Extract the lines that hold the string "buru".

— Start Extracted entries —

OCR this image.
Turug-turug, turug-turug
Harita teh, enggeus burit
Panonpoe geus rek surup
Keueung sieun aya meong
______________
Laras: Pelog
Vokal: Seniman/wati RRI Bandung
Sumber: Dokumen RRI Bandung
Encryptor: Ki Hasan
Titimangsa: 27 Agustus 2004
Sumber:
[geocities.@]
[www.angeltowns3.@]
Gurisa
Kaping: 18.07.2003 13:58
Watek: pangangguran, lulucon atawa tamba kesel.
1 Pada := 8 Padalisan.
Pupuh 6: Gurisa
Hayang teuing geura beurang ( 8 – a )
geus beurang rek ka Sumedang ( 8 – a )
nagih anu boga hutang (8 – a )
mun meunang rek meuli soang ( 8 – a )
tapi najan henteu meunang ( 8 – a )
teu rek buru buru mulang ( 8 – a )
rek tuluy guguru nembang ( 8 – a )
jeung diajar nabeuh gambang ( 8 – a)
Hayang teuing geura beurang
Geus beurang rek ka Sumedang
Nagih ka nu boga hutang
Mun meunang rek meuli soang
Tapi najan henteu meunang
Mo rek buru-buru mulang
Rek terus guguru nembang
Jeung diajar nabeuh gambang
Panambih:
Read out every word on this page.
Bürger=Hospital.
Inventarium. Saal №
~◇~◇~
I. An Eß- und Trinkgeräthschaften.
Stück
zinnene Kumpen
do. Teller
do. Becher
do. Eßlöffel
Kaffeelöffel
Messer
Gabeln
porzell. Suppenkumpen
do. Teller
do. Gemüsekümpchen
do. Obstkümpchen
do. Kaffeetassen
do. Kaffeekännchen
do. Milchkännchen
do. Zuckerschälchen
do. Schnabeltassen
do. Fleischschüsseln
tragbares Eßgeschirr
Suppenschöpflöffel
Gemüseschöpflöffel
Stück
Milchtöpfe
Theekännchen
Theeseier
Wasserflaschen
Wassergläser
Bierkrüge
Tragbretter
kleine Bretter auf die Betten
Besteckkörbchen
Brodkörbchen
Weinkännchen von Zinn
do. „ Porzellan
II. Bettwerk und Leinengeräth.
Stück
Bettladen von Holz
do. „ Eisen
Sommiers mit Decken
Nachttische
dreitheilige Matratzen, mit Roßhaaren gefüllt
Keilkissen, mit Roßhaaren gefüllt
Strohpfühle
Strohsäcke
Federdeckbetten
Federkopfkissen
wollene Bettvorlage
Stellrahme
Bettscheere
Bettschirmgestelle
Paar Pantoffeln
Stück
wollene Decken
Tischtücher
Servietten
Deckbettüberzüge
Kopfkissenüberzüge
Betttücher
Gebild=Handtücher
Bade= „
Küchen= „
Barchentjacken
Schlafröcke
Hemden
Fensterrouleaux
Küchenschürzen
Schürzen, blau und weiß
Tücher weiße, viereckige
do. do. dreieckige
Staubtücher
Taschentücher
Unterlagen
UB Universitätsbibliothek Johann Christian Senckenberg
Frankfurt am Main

— End Extracted entries —

# Exercise solution:
teu rek buru buru mulang ( 8 – a )
Mo rek buru-buru mulang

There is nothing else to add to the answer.